→ **ACTIVITÉ A**: Citez l'extrait à lire de « Le syndrome de » à « vingt dernières années. », sans rien y changer.
→ **ACTIVITÉ B**: Résumez en trois phrases l'extrait sur le travail collaboratif en entreprise.
→ **ACTIVITÉ C**: Rédigez la suite de l'extrait sur le travail collaboratif en entreprise, à partir de sa dernière phrase.

→ **EXTRAIT À LIRE**:
▽

Chez Orange, le RSE maison s'appelle Plazza. « Grâce à cette solution collaborative, nous favorisons l'évolution des compétences, la transversalité des métiers, et encourageons l'engagement au sein du groupe », se félicite Bruno Mettling, le directeur général adjoint d'Orange en charge des ressources humaines. « Nous espérons compter 50% de collaborateurs actifs sur le réseau social et contribuer ainsi à former 80% de nos managers aux nouveaux modes de travail collaboratif d'ici 2018 ».
Le syndrome de l'homme à tout faire
Il ne s'agit pas seulement d'une nouvelle marotte de managers. « Dans de nombreux secteurs, les connaissances se sont tellement spécialisées qu'il est devenu impératif pour des collègues de différents départements de travailler ensemble », explique ainsi Rob Cross, professeur de commerce à l'université de Virginie. Il a constaté que dans la plupart des entreprises, les employés se voient attribuer des tâches par au moins deux supérieurs à qui ils doivent rendre des comptes.Dans un article paru en février 2016 dans la revue Harvard Business Review, Rob Cross et ses collègues rapportent ainsi que le temps passé par les managers et les employés dans les activités « collaboratives » a grimpé de 50% dans les vingt dernières années.
Le résultat, c'est qu'à l'instar de Noémie, certains salariés ont vu leur charge de travail considérablement s'alourdir. Chez Volkswagen Bank, par exemple, la direction a mis en place un management « LEAN », calqué sur un modèle taylorien. « Une vraie catastrophe », se plaint Benoit Amancy, délégué syndical CFE-CGC dans l'entreprise. « Il n'y a plus aucune limite à nos fonctions. Tout le monde fait tout et nous recevons en permanence des injonctions contradictoires. On doit gérer 10 à 15 projets simultanément et le travail est du coup complètement morcelé ».

△

→ **INFORMATIONS ENREGISTRÉES**:
▽

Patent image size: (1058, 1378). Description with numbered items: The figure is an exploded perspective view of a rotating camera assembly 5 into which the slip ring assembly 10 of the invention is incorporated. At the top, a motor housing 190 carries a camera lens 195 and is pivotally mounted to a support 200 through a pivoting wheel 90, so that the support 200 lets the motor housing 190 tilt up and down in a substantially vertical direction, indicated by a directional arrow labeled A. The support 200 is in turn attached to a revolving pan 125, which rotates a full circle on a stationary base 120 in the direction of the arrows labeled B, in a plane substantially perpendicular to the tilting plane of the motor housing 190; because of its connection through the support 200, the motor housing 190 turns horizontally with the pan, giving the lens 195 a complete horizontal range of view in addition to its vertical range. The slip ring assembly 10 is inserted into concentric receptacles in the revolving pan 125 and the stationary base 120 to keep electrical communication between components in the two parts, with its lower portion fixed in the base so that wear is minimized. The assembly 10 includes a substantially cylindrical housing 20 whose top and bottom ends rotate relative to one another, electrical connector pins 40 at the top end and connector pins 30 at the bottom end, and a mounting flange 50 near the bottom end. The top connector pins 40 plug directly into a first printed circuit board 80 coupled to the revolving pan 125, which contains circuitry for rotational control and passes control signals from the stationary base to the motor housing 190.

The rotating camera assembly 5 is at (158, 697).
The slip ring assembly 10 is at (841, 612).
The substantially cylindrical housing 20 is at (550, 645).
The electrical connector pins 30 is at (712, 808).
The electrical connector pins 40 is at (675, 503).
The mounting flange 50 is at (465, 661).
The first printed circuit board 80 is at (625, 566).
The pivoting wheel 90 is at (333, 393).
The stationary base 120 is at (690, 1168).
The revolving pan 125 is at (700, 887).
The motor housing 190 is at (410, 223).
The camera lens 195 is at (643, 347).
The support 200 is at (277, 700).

△

→ **RÉSULTAT DE L'EXERCICE A**:
Le syndrome de l'homme à tout faire
Il ne s'agit pas seulement d'une nouvelle marotte de managers. « Dans de nombreux secteurs, les connaissances se sont tellement spécialisées qu'il est devenu impératif pour des collègues de différents départements de travailler ensemble », explique ainsi Rob Cross, professeur de commerce à l'université de Virginie. Il a constaté que dans la plupart des entreprises, les employés se voient attribuer des tâches par au moins deux supérieurs à qui ils doivent rendre des comptes.Dans un article paru en février 2016 dans la revue Harvard Business Review, Rob Cross et ses collègues rapportent ainsi que le temps passé par les managers et les employés dans les activités « collaboratives » a grimpé de 50% dans les vingt dernières années.

→ **RÉSULTAT DE L'EXERCICE B**: Chez Orange, le réseau social interne Plazza doit favoriser l'évolution des compétences, la transversalité des métiers et l'engagement, avec l'objectif de former 80 % des managers au travail collaboratif d'ici 2018. Selon Rob Cross, la spécialisation des connaissances oblige des collègues de différents départements à travailler ensemble, et le temps consacré aux activités collaboratives a augmenté de 50 % en vingt ans. Certains salariés voient cependant leur charge de travail s'alourdir, comme chez Volkswagen Bank, où un délégué syndical dénonce des fonctions sans limite et un travail morcelé entre de nombreux projets simultanés.

→ **RÉSULTAT DE L'EXERCICE C**:
Burn-out et démission : quand la surcharge devient trop forte
Ces salariés sur-sollicités sont victimes du « syndrome de la réussite », comme le décrit Rob Cross : plus l'employé est compétent, plus on est exigeant envers lui. 20% à 35% de la valeur ajoutée provient d'à peine 3% à 5% des employés, d'après l'étude des chercheurs de la HBR. Or, à force d'être harcelés de requêtes, ces perles rares sont menacées de burn-out et même parfois poussés à la démission, mettent-ils en garde. De plus, leur efficacité personnelle et leur capacité à innover est amoindrie. « Faire preuve d'empathie consomme de l'énergie et des ressources intellectuelles », explique Adam Waytz, de la Kellogg School of Management. Or, ces ressources sont limitées pour chaque individu.Consacrer du temps à aider ses collègues peut ainsi conduire à un comportement plus agressif et impatient vis-à-vis des clients externes par exemple, avertit le chercheur. L'efficacité opérationnelle de l'entreprise elle-même est affectée, puisqu'il se crée un « goulet d'étranglement » : plus aucune décision importante n'est prise sans passer par ces salariés.
Rationaliser et relâcher la pression
Pour Adam Waytz, il est essentiel d'accorder aux employés des temps pour eux, à l'instar de Google qui offre 20% de temps à ses ingénieurs pour développer leurs projets personnels (une méthode décriée par certains anciens collaborateurs de Google). Cela passe aussi par des espaces de repos où les employés peuvent se détendre. Un autre remède consiste à encadrer les pratiques pour ne pas se laisser déborder.Yammer, un remède à l'overdose ?
L'an dernier, la MAIF a complètement chamboulé son organisation pour instaurer un « management par la confiance ».« Les collaborateurs ont pris des initiatives un peu dans tous les sens et multiplié les communautés sur n'importe quel sujet », reconnait aujourd'hui Eric Nouriel, le responsable conformité du groupe. « On essaye maintenant de rationaliser un peu ».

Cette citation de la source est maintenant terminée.